* _What you are asked to do_
Your task is to transcribe the records exactly, skipping every image.

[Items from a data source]
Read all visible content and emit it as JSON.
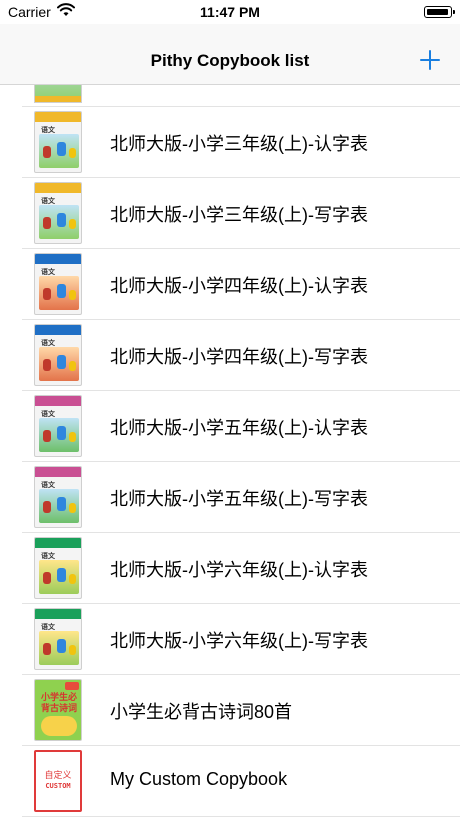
{
  "status_bar": {
    "carrier": "Carrier",
    "time": "11:47 PM"
  },
  "nav": {
    "title": "Pithy Copybook list",
    "add_icon": "plus-icon",
    "accent_color": "#1a7fe0"
  },
  "list": {
    "items": [
      {
        "label": "北师大版-小学三年级(上)-认字表",
        "cover": "yellow"
      },
      {
        "label": "北师大版-小学三年级(上)-写字表",
        "cover": "yellow"
      },
      {
        "label": "北师大版-小学四年级(上)-认字表",
        "cover": "blue"
      },
      {
        "label": "北师大版-小学四年级(上)-写字表",
        "cover": "blue"
      },
      {
        "label": "北师大版-小学五年级(上)-认字表",
        "cover": "pink"
      },
      {
        "label": "北师大版-小学五年级(上)-写字表",
        "cover": "pink"
      },
      {
        "label": "北师大版-小学六年级(上)-认字表",
        "cover": "green"
      },
      {
        "label": "北师大版-小学六年级(上)-写字表",
        "cover": "green"
      },
      {
        "label": "小学生必背古诗词80首",
        "cover": "poem"
      },
      {
        "label": "My Custom Copybook",
        "cover": "custom"
      }
    ],
    "cover_text": {
      "textbook_tag": "语文",
      "poem_title": "小学生必背古诗词",
      "custom_line1": "自定义",
      "custom_line2": "CUSTOM"
    }
  }
}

* _Response to this exercise_
Read all visible content and emit it as JSON.
{
  "status_bar": {
    "carrier": "Carrier",
    "time": "11:47 PM"
  },
  "nav": {
    "title": "Pithy Copybook list",
    "add_icon": "plus-icon",
    "accent_color": "#1a7fe0"
  },
  "list": {
    "items": [
      {
        "label": "北师大版-小学三年级(上)-认字表",
        "cover": "yellow"
      },
      {
        "label": "北师大版-小学三年级(上)-写字表",
        "cover": "yellow"
      },
      {
        "label": "北师大版-小学四年级(上)-认字表",
        "cover": "blue"
      },
      {
        "label": "北师大版-小学四年级(上)-写字表",
        "cover": "blue"
      },
      {
        "label": "北师大版-小学五年级(上)-认字表",
        "cover": "pink"
      },
      {
        "label": "北师大版-小学五年级(上)-写字表",
        "cover": "pink"
      },
      {
        "label": "北师大版-小学六年级(上)-认字表",
        "cover": "green"
      },
      {
        "label": "北师大版-小学六年级(上)-写字表",
        "cover": "green"
      },
      {
        "label": "小学生必背古诗词80首",
        "cover": "poem"
      },
      {
        "label": "My Custom Copybook",
        "cover": "custom"
      }
    ],
    "cover_text": {
      "textbook_tag": "语文",
      "poem_title": "小学生必背古诗词",
      "custom_line1": "自定义",
      "custom_line2": "CUSTOM"
    }
  }
}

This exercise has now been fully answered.